*Direction:*
Return all lines below containing the word "altezza".
### Records supplied ###
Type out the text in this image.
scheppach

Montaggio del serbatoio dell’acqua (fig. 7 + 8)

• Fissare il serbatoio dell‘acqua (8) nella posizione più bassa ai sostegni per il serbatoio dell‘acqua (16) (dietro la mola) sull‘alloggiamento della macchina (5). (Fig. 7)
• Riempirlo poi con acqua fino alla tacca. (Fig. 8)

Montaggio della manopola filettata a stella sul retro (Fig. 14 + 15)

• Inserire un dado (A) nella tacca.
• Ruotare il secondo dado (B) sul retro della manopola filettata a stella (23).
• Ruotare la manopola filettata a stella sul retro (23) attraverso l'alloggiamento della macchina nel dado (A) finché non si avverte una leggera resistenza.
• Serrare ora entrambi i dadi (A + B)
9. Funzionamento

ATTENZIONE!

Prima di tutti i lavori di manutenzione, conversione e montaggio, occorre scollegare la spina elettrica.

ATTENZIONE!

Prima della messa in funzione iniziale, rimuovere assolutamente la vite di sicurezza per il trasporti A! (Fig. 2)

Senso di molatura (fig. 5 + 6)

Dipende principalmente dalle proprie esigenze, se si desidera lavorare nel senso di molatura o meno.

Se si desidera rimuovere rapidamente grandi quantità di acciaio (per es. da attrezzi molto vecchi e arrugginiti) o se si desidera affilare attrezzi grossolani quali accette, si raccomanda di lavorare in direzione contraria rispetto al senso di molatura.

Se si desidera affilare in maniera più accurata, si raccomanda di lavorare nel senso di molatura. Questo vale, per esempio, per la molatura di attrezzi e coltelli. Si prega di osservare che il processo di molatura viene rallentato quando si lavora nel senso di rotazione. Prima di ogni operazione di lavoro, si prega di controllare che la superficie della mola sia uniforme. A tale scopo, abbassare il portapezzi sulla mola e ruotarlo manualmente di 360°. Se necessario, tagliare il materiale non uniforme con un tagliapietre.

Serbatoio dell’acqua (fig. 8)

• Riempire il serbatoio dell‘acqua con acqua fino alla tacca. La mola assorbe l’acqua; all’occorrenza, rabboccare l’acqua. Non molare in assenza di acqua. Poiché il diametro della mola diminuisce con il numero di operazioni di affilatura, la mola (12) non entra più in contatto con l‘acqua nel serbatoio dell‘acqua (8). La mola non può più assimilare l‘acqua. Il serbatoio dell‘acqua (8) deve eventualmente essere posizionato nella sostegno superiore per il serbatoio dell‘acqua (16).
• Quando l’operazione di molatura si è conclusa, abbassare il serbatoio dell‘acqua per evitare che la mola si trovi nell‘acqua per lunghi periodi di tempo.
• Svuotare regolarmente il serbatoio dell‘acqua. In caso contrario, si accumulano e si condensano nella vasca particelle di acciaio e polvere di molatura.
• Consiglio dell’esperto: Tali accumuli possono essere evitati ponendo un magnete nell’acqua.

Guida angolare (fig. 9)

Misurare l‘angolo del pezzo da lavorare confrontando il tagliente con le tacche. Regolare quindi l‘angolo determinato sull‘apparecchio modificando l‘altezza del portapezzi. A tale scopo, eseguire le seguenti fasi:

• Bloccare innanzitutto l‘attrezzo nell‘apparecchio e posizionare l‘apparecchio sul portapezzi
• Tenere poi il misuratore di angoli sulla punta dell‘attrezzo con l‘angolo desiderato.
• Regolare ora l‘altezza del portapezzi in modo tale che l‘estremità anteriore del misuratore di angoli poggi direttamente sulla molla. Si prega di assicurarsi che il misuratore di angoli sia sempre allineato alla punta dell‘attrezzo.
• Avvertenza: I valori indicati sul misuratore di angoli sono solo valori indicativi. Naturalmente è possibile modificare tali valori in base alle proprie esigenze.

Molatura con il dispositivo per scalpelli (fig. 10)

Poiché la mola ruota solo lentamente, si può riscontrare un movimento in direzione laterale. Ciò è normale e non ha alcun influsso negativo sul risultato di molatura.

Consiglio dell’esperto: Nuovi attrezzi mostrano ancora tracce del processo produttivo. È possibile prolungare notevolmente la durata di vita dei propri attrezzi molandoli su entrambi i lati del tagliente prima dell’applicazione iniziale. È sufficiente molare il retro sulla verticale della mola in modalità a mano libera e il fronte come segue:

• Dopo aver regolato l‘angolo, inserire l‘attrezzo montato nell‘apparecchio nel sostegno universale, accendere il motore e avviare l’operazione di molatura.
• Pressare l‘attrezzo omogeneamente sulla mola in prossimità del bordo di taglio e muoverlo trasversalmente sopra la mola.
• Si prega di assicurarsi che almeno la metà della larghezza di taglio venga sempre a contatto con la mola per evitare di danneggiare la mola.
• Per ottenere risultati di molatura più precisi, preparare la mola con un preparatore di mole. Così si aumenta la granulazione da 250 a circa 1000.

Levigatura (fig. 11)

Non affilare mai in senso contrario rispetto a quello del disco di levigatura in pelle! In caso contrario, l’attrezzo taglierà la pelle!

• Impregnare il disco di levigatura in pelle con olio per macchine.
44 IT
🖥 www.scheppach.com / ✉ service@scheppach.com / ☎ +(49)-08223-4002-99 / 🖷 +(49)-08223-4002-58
###
*Answer for the task:*
Misurare l‘angolo del pezzo da lavorare confrontando il tagliente con le tacche. Regolare quindi l‘angolo determinato sull‘apparecchio modificando l‘altezza del portapezzi. A tale scopo, eseguire le seguenti fasi:
• Regolare ora l‘altezza del portapezzi in modo tale che l‘estremità anteriore del misuratore di angoli poggi direttamente sulla molla. Si prega di assicurarsi che il misuratore di angoli sia sempre allineato alla punta dell‘attrezzo.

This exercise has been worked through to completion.